Begin Material for this task

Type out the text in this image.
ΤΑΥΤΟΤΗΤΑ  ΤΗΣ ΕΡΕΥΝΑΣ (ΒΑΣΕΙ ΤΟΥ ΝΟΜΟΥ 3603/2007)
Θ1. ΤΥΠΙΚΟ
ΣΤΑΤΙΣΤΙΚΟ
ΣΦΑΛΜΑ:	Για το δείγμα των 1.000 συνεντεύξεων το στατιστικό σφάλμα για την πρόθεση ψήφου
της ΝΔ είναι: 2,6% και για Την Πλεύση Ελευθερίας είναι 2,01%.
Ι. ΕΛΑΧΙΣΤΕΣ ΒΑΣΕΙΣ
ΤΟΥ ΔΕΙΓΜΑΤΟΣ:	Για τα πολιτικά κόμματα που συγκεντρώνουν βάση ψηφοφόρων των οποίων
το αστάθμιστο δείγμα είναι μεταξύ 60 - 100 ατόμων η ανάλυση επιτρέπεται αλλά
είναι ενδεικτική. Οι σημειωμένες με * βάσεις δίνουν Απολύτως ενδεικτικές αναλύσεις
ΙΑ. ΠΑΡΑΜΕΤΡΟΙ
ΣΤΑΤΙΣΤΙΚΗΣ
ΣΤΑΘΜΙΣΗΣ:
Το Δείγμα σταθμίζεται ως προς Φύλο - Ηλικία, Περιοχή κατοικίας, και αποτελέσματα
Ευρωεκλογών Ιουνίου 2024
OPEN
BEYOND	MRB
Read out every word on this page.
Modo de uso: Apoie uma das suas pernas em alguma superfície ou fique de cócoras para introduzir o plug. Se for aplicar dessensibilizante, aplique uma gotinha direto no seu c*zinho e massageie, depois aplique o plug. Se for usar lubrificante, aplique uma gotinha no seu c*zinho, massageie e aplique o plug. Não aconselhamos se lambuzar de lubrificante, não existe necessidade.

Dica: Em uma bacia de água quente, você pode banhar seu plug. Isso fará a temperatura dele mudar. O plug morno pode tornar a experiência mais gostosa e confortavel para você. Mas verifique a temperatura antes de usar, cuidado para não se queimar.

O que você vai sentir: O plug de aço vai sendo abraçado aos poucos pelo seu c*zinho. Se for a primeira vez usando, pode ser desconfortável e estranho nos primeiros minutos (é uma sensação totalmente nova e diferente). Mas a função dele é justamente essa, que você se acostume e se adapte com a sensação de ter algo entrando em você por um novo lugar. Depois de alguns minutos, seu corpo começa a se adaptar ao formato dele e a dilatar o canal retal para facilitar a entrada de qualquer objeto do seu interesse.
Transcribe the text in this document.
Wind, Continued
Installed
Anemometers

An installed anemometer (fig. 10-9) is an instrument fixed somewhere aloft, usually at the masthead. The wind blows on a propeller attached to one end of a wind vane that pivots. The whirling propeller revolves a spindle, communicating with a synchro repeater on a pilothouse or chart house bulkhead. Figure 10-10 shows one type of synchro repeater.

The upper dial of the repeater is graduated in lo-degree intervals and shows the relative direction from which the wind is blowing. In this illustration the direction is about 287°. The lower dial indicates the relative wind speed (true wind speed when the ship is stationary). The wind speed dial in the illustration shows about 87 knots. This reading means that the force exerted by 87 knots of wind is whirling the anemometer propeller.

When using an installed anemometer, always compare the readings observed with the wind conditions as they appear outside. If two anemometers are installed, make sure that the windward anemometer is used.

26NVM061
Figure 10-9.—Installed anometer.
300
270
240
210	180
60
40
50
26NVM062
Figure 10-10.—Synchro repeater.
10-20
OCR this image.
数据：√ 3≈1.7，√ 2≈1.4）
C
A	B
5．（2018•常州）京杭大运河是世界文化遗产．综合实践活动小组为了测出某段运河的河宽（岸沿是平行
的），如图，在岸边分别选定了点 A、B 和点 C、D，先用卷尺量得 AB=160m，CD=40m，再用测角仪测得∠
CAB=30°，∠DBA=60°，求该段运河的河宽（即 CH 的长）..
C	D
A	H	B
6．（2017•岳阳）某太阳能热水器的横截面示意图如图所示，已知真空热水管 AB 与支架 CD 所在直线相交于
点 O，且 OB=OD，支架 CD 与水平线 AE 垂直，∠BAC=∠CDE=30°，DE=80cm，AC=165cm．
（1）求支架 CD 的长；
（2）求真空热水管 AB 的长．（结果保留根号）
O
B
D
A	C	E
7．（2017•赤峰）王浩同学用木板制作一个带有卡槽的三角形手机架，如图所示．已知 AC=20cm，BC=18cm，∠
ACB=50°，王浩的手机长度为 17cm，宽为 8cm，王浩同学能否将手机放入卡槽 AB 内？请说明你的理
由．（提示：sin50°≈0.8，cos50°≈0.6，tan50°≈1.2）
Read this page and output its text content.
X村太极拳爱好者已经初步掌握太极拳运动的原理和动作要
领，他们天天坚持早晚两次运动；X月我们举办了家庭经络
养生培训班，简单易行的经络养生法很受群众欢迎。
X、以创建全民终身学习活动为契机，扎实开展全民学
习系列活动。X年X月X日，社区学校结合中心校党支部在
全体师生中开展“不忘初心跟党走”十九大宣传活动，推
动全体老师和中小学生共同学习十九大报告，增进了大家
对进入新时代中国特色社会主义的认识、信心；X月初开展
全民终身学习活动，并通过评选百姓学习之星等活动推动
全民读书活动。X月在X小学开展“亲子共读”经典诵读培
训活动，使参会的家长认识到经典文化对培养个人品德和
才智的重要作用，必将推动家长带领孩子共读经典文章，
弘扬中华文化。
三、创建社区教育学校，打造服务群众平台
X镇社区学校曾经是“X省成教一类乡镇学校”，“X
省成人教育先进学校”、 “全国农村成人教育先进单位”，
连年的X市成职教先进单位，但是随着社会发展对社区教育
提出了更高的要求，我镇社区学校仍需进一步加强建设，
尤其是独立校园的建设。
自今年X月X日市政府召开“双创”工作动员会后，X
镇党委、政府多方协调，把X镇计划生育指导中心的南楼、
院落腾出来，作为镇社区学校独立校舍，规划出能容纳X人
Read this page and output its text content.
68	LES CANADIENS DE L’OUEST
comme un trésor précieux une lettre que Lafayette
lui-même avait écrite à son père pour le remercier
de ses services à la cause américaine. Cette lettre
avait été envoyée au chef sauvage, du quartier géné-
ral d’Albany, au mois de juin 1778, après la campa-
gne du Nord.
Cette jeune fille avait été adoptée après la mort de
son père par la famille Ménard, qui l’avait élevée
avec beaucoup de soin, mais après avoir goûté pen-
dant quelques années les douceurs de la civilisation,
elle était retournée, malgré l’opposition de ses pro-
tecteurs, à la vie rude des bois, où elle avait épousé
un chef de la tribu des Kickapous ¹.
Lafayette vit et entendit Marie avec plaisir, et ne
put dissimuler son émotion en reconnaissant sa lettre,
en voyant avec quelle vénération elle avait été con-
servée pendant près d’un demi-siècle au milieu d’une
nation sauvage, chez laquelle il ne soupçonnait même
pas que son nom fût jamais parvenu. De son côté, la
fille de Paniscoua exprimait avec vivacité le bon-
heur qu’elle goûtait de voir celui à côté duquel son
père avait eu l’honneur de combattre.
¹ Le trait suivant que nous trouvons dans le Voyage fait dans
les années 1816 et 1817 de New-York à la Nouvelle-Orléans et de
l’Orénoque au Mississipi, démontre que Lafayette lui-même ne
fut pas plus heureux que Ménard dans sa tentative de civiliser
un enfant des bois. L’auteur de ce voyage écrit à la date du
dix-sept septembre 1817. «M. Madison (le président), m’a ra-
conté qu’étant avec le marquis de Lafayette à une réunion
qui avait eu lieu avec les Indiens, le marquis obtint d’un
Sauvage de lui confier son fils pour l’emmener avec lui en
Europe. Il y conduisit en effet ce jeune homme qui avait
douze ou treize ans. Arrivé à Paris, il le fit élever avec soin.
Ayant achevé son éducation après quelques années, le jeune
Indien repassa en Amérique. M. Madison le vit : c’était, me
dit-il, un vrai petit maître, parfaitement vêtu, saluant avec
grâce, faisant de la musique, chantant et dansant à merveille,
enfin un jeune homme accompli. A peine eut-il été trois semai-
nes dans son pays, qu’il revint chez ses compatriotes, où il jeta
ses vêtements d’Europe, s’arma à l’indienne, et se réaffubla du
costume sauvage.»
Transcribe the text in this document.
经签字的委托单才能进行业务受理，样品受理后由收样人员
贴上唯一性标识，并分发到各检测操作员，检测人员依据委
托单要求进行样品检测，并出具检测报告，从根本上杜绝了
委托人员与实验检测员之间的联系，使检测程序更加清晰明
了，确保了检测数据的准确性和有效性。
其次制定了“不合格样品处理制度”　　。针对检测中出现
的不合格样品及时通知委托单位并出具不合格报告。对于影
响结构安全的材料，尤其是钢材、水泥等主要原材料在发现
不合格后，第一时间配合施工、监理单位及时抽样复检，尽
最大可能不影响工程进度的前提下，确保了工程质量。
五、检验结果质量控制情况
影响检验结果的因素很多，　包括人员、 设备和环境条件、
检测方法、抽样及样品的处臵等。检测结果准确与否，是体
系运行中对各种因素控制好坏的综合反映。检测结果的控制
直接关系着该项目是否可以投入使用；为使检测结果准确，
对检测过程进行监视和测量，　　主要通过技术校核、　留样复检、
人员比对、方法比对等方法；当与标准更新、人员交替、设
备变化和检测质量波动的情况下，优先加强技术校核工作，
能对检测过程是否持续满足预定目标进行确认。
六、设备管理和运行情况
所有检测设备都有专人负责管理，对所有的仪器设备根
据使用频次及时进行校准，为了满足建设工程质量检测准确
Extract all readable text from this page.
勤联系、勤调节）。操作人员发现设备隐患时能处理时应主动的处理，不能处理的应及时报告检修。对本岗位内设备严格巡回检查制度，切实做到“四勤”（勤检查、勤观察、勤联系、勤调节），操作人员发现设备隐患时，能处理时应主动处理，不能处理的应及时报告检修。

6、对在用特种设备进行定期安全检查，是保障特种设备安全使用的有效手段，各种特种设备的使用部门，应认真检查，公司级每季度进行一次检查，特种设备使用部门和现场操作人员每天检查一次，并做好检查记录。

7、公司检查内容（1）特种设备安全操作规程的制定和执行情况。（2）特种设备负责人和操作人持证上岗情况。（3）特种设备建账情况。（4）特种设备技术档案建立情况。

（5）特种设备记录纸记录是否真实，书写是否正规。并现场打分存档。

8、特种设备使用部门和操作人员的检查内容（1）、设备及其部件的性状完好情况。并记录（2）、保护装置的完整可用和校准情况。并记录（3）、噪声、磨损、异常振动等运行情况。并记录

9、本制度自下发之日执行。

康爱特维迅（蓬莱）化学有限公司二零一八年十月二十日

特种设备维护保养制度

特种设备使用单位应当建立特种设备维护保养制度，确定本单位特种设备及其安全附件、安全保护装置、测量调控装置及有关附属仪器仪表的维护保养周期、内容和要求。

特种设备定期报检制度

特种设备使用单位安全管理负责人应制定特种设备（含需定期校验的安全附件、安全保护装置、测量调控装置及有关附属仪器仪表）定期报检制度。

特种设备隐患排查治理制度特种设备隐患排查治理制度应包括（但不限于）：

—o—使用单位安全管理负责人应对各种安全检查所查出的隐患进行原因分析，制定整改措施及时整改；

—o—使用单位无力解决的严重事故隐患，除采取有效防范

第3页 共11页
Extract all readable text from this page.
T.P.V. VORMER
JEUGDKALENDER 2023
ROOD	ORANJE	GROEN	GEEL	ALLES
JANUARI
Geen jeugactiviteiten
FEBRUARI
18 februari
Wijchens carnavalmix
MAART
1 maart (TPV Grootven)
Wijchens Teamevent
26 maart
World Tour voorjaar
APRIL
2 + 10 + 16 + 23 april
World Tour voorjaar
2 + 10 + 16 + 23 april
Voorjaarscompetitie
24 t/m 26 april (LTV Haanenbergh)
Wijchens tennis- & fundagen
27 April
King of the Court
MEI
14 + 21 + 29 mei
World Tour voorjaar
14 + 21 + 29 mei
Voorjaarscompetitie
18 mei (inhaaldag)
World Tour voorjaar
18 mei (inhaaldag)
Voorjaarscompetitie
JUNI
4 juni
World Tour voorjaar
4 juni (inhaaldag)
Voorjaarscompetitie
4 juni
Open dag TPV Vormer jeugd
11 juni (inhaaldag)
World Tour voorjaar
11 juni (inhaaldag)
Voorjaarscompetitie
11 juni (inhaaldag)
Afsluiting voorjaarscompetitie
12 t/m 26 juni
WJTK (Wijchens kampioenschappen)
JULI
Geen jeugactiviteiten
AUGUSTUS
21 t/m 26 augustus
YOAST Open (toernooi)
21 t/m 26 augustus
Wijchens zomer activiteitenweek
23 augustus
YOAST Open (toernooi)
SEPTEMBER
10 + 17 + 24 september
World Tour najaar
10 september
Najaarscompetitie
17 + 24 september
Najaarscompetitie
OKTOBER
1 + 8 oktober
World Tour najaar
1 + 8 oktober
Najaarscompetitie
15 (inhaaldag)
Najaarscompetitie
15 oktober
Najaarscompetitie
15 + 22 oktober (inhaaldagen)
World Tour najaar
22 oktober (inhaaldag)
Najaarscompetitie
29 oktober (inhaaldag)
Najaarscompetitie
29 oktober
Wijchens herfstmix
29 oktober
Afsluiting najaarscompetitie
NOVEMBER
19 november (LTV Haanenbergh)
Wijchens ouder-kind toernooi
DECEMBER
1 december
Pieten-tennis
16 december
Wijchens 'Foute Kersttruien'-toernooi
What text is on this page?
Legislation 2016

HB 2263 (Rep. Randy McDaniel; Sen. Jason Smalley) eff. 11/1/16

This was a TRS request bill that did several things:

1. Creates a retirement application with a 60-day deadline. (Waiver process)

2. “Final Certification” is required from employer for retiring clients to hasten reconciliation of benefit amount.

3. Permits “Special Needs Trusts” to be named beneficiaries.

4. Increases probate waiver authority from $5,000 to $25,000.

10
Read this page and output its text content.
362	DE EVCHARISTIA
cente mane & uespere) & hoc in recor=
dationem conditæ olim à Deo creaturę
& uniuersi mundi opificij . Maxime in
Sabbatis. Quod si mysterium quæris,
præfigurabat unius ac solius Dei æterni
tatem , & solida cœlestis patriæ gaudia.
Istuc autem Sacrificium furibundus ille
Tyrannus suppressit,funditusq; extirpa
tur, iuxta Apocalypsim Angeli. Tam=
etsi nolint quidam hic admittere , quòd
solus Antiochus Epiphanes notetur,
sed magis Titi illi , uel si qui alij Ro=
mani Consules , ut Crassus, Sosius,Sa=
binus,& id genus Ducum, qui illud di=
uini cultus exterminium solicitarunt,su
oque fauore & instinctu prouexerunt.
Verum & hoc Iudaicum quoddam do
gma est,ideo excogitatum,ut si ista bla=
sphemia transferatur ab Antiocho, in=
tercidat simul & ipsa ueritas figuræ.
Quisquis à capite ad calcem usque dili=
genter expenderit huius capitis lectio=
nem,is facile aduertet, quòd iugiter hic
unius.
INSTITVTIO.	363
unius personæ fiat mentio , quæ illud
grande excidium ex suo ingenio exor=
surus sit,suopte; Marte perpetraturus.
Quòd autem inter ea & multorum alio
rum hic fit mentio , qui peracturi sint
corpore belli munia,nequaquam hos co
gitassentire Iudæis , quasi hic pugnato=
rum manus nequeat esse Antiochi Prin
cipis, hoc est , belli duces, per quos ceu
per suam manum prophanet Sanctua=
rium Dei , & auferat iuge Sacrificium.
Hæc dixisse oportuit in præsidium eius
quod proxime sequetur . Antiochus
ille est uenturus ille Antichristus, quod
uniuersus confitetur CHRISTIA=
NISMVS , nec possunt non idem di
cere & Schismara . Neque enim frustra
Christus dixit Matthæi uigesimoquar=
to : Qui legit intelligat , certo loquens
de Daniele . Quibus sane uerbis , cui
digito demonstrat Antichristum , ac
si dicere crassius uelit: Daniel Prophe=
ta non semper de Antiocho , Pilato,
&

End Material for this task

Request >> Check the data for the word "lettre" and pull out the lines that have it.

Task result >>
comme un trésor précieux une lettre que Lafayette
de ses services à la cause américaine. Cette lettre
put dissimuler son émotion en reconnaissant sa lettre,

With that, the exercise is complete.